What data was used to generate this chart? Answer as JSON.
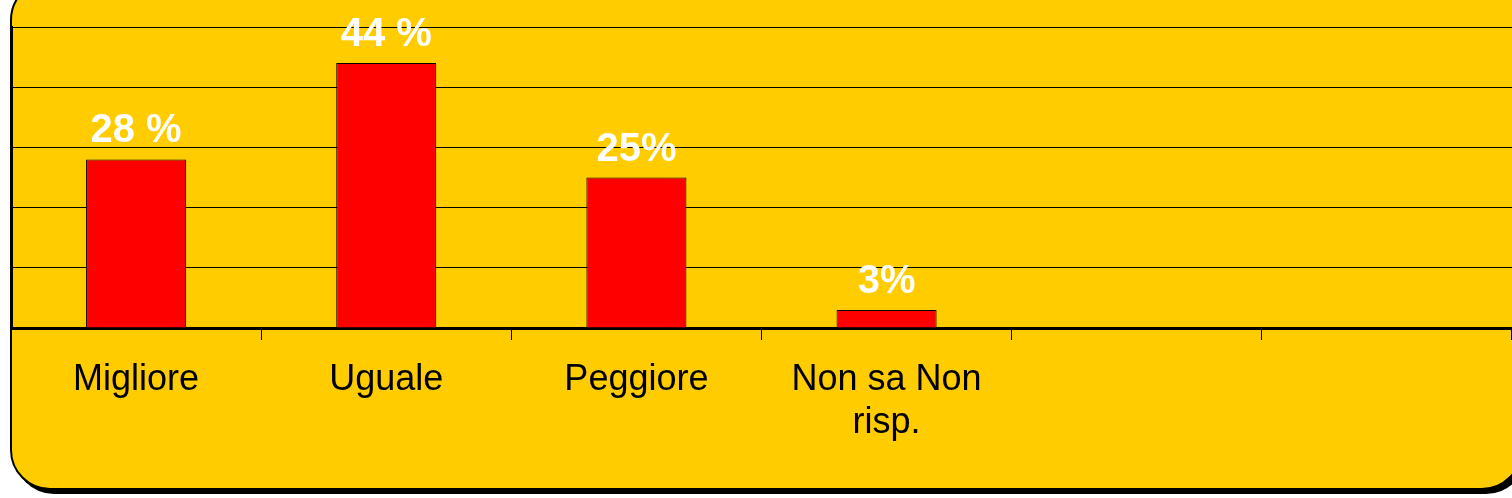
{
  "chart_data": {
    "type": "bar",
    "categories": [
      "Migliore",
      "Uguale",
      "Peggiore",
      "Non sa Non risp.",
      null,
      null
    ],
    "values": [
      28,
      44,
      25,
      3,
      null,
      null
    ],
    "value_labels": [
      "28 %",
      "44 %",
      "25%",
      "3%",
      null,
      null
    ],
    "color": "#ff0000",
    "tick_labels": "x",
    "grid": "y",
    "legend": false
  }
}
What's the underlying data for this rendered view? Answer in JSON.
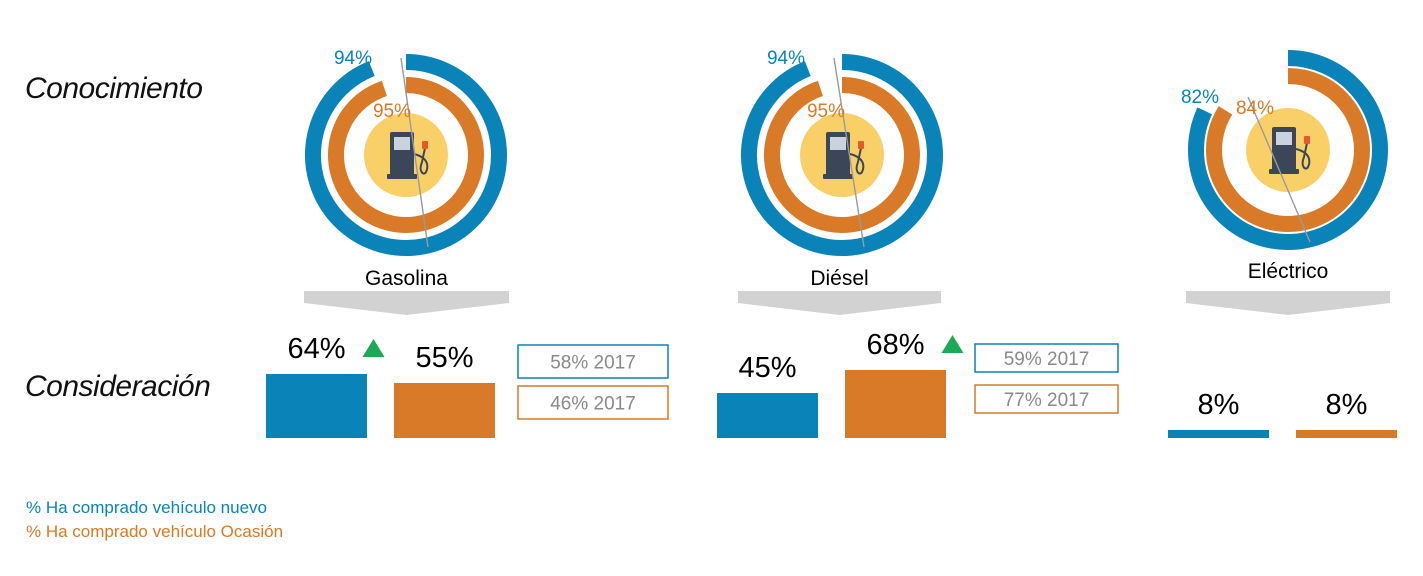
{
  "row_labels": {
    "awareness": "Conocimiento",
    "consideration": "Consideración"
  },
  "legend": {
    "new_label": "% Ha comprado vehículo nuevo",
    "used_label": "% Ha comprado vehículo Ocasión"
  },
  "colors": {
    "new": "#0a84b8",
    "used": "#d97a28",
    "icon_bg": "#f9d067",
    "arrow": "#d2d2d2",
    "up_arrow": "#1aaa55",
    "pump": "#3b4658"
  },
  "chart_data": {
    "type": "bar",
    "categories": [
      "Gasolina",
      "Diésel",
      "Eléctrico"
    ],
    "awareness": {
      "new": [
        94,
        94,
        82
      ],
      "used": [
        95,
        95,
        84
      ]
    },
    "consideration": {
      "new": [
        64,
        45,
        8
      ],
      "used": [
        55,
        68,
        8
      ]
    },
    "consideration_up_indicator": {
      "new": [
        true,
        false,
        false
      ],
      "used": [
        false,
        true,
        false
      ]
    },
    "comparison_2017": {
      "year": "2017",
      "new": [
        58,
        59,
        null
      ],
      "used": [
        46,
        77,
        null
      ]
    },
    "unit": "%"
  }
}
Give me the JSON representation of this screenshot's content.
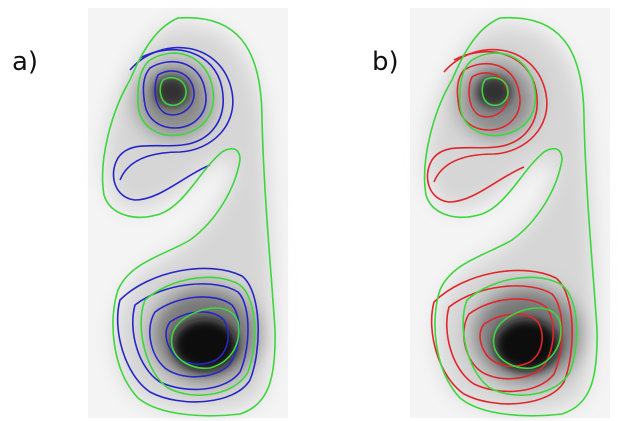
{
  "panels": [
    {
      "label": "a)"
    },
    {
      "label": "b)"
    }
  ]
}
☆ ☆ ☆ ☆ ☆
Exercise objective :: Write the full listing out again with every line unchanged, but include no pictures.

Output for this task ::
What data was used to generate this chart? Answer as JSON.
{
  "chart_data": {
    "type": "bar",
    "categories": [
      "Migliore",
      "Uguale",
      "Peggiore",
      "Non sa Non risp.",
      null,
      null
    ],
    "values": [
      28,
      44,
      25,
      3,
      null,
      null
    ],
    "value_labels": [
      "28 %",
      "44 %",
      "25%",
      "3%",
      null,
      null
    ],
    "color": "#ff0000",
    "tick_labels": "x",
    "grid": "y",
    "legend": false
  }
}
What's the underlying data for this rendered view? Answer in JSON.
{
  "row_labels": {
    "awareness": "Conocimiento",
    "consideration": "Consideración"
  },
  "legend": {
    "new_label": "% Ha comprado vehículo nuevo",
    "used_label": "% Ha comprado vehículo Ocasión"
  },
  "colors": {
    "new": "#0a84b8",
    "used": "#d97a28",
    "icon_bg": "#f9d067",
    "arrow": "#d2d2d2",
    "up_arrow": "#1aaa55",
    "pump": "#3b4658"
  },
  "chart_data": {
    "type": "bar",
    "categories": [
      "Gasolina",
      "Diésel",
      "Eléctrico"
    ],
    "awareness": {
      "new": [
        94,
        94,
        82
      ],
      "used": [
        95,
        95,
        84
      ]
    },
    "consideration": {
      "new": [
        64,
        45,
        8
      ],
      "used": [
        55,
        68,
        8
      ]
    },
    "consideration_up_indicator": {
      "new": [
        true,
        false,
        false
      ],
      "used": [
        false,
        true,
        false
      ]
    },
    "comparison_2017": {
      "year": "2017",
      "new": [
        58,
        59,
        null
      ],
      "used": [
        46,
        77,
        null
      ]
    },
    "unit": "%"
  }
}
Give me the JSON representation of this screenshot's content.
{
  "panels": [
    {
      "label": "a)"
    },
    {
      "label": "b)"
    }
  ]
}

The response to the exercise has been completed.